YOUR INSTRUCTIONS:
Word for word, repeat the entries, minus the pictures.

LISTED ENTRIES:

--- begin ---

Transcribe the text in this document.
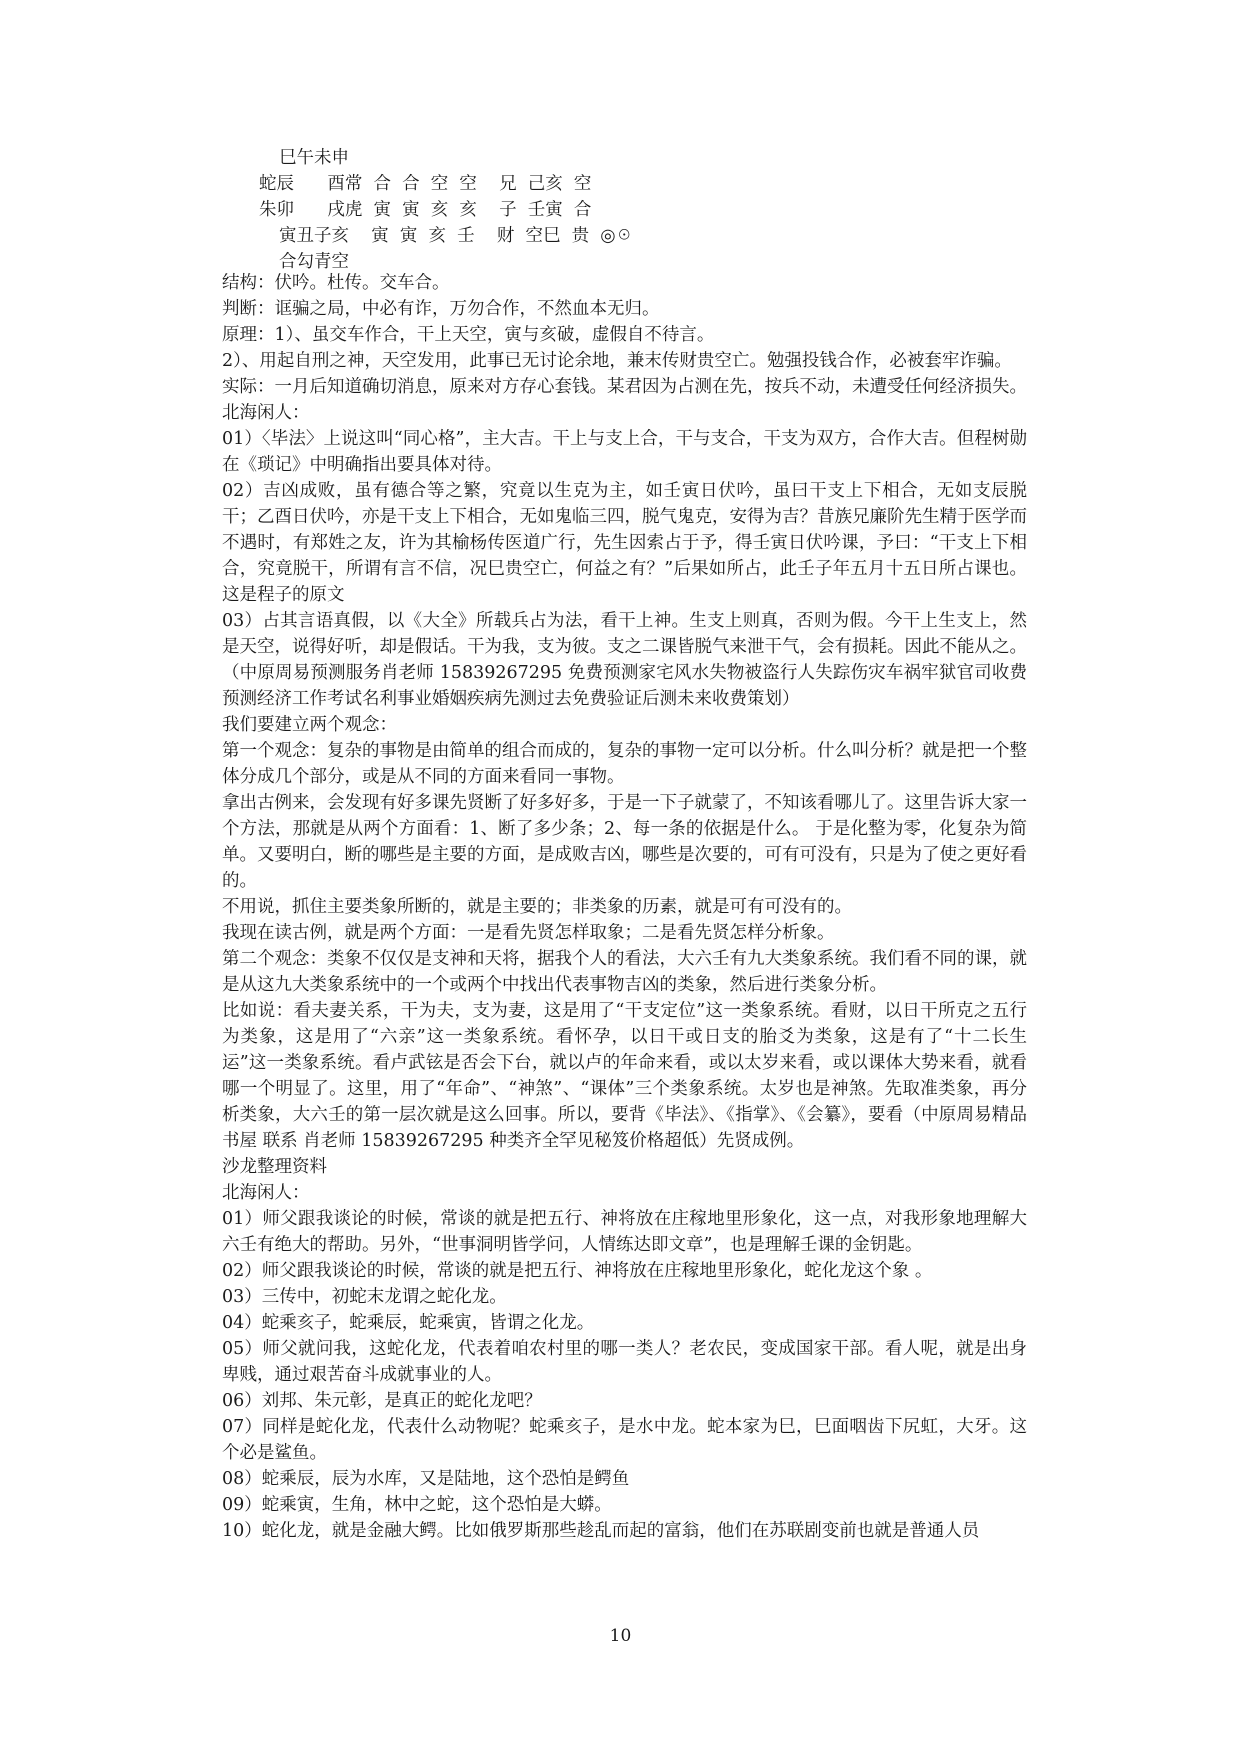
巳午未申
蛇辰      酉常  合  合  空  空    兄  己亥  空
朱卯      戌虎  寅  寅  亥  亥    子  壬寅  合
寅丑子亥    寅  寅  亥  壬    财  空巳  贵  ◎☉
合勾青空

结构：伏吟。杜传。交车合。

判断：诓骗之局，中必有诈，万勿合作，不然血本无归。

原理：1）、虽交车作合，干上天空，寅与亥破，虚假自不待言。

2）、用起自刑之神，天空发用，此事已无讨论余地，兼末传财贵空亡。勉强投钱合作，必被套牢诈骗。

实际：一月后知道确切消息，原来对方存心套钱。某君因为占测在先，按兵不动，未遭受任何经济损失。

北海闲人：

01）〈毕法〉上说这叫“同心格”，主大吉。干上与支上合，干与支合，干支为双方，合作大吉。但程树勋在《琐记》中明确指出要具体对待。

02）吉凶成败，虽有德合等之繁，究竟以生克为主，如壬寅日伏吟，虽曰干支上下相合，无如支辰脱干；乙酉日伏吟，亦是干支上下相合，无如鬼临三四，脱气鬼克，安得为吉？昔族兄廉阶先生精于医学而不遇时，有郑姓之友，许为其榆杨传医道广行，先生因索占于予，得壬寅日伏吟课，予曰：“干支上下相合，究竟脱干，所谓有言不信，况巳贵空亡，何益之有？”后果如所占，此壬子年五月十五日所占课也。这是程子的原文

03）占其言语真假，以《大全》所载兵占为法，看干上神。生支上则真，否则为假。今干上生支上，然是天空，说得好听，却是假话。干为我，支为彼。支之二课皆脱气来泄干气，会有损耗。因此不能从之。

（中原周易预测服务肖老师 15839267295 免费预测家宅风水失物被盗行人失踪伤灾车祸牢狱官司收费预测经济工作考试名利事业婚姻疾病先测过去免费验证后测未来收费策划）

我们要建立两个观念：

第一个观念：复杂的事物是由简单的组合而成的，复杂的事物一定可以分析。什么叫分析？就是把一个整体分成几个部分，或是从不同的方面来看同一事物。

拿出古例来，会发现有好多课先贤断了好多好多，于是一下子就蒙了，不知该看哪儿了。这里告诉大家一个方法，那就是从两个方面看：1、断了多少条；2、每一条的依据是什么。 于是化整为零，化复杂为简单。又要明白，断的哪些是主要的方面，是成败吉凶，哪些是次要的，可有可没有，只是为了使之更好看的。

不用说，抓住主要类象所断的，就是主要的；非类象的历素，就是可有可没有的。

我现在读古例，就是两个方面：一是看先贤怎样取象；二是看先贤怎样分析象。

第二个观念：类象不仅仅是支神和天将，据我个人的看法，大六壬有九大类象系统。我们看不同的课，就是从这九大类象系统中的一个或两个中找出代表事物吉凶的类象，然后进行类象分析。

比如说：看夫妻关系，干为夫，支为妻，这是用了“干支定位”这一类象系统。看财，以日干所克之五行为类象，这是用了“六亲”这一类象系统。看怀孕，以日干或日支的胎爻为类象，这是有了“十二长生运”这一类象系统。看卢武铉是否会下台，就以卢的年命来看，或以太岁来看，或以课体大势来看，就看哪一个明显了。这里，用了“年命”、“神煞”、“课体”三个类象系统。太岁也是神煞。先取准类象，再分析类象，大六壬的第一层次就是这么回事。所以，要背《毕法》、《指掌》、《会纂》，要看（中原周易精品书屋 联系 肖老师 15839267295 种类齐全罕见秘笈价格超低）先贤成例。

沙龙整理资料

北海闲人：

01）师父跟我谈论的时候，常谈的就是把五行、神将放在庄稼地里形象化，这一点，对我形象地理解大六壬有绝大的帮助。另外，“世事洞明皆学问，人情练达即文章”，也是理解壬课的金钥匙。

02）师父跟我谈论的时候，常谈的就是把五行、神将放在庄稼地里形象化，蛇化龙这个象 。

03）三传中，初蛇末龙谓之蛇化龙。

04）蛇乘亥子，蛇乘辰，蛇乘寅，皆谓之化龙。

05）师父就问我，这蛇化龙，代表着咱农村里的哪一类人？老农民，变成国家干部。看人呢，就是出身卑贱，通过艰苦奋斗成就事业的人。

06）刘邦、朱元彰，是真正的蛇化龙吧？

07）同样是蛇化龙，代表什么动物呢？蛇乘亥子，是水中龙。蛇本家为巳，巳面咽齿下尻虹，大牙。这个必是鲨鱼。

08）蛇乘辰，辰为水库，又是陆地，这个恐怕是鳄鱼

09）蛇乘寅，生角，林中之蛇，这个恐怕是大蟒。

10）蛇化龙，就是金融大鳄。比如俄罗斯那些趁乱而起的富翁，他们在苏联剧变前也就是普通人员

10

--- end ---

SOLUTION FOR THIS EXERCISE:
Transcribe the text in this document.
巳午未申
蛇辰      酉常  合  合  空  空    兄  己亥  空
朱卯      戌虎  寅  寅  亥  亥    子  壬寅  合
寅丑子亥    寅  寅  亥  壬    财  空巳  贵  ◎☉
合勾青空

结构：伏吟。杜传。交车合。

判断：诓骗之局，中必有诈，万勿合作，不然血本无归。

原理：1）、虽交车作合，干上天空，寅与亥破，虚假自不待言。

2）、用起自刑之神，天空发用，此事已无讨论余地，兼末传财贵空亡。勉强投钱合作，必被套牢诈骗。

实际：一月后知道确切消息，原来对方存心套钱。某君因为占测在先，按兵不动，未遭受任何经济损失。

北海闲人：

01）〈毕法〉上说这叫“同心格”，主大吉。干上与支上合，干与支合，干支为双方，合作大吉。但程树勋在《琐记》中明确指出要具体对待。

02）吉凶成败，虽有德合等之繁，究竟以生克为主，如壬寅日伏吟，虽曰干支上下相合，无如支辰脱干；乙酉日伏吟，亦是干支上下相合，无如鬼临三四，脱气鬼克，安得为吉？昔族兄廉阶先生精于医学而不遇时，有郑姓之友，许为其榆杨传医道广行，先生因索占于予，得壬寅日伏吟课，予曰：“干支上下相合，究竟脱干，所谓有言不信，况巳贵空亡，何益之有？”后果如所占，此壬子年五月十五日所占课也。这是程子的原文

03）占其言语真假，以《大全》所载兵占为法，看干上神。生支上则真，否则为假。今干上生支上，然是天空，说得好听，却是假话。干为我，支为彼。支之二课皆脱气来泄干气，会有损耗。因此不能从之。

（中原周易预测服务肖老师 15839267295 免费预测家宅风水失物被盗行人失踪伤灾车祸牢狱官司收费预测经济工作考试名利事业婚姻疾病先测过去免费验证后测未来收费策划）

我们要建立两个观念：

第一个观念：复杂的事物是由简单的组合而成的，复杂的事物一定可以分析。什么叫分析？就是把一个整体分成几个部分，或是从不同的方面来看同一事物。

拿出古例来，会发现有好多课先贤断了好多好多，于是一下子就蒙了，不知该看哪儿了。这里告诉大家一个方法，那就是从两个方面看：1、断了多少条；2、每一条的依据是什么。 于是化整为零，化复杂为简单。又要明白，断的哪些是主要的方面，是成败吉凶，哪些是次要的，可有可没有，只是为了使之更好看的。

不用说，抓住主要类象所断的，就是主要的；非类象的历素，就是可有可没有的。

我现在读古例，就是两个方面：一是看先贤怎样取象；二是看先贤怎样分析象。

第二个观念：类象不仅仅是支神和天将，据我个人的看法，大六壬有九大类象系统。我们看不同的课，就是从这九大类象系统中的一个或两个中找出代表事物吉凶的类象，然后进行类象分析。

比如说：看夫妻关系，干为夫，支为妻，这是用了“干支定位”这一类象系统。看财，以日干所克之五行为类象，这是用了“六亲”这一类象系统。看怀孕，以日干或日支的胎爻为类象，这是有了“十二长生运”这一类象系统。看卢武铉是否会下台，就以卢的年命来看，或以太岁来看，或以课体大势来看，就看哪一个明显了。这里，用了“年命”、“神煞”、“课体”三个类象系统。太岁也是神煞。先取准类象，再分析类象，大六壬的第一层次就是这么回事。所以，要背《毕法》、《指掌》、《会纂》，要看（中原周易精品书屋 联系 肖老师 15839267295 种类齐全罕见秘笈价格超低）先贤成例。

沙龙整理资料

北海闲人：

01）师父跟我谈论的时候，常谈的就是把五行、神将放在庄稼地里形象化，这一点，对我形象地理解大六壬有绝大的帮助。另外，“世事洞明皆学问，人情练达即文章”，也是理解壬课的金钥匙。

02）师父跟我谈论的时候，常谈的就是把五行、神将放在庄稼地里形象化，蛇化龙这个象 。

03）三传中，初蛇末龙谓之蛇化龙。

04）蛇乘亥子，蛇乘辰，蛇乘寅，皆谓之化龙。

05）师父就问我，这蛇化龙，代表着咱农村里的哪一类人？老农民，变成国家干部。看人呢，就是出身卑贱，通过艰苦奋斗成就事业的人。

06）刘邦、朱元彰，是真正的蛇化龙吧？

07）同样是蛇化龙，代表什么动物呢？蛇乘亥子，是水中龙。蛇本家为巳，巳面咽齿下尻虹，大牙。这个必是鲨鱼。

08）蛇乘辰，辰为水库，又是陆地，这个恐怕是鳄鱼

09）蛇乘寅，生角，林中之蛇，这个恐怕是大蟒。

10）蛇化龙，就是金融大鳄。比如俄罗斯那些趁乱而起的富翁，他们在苏联剧变前也就是普通人员

10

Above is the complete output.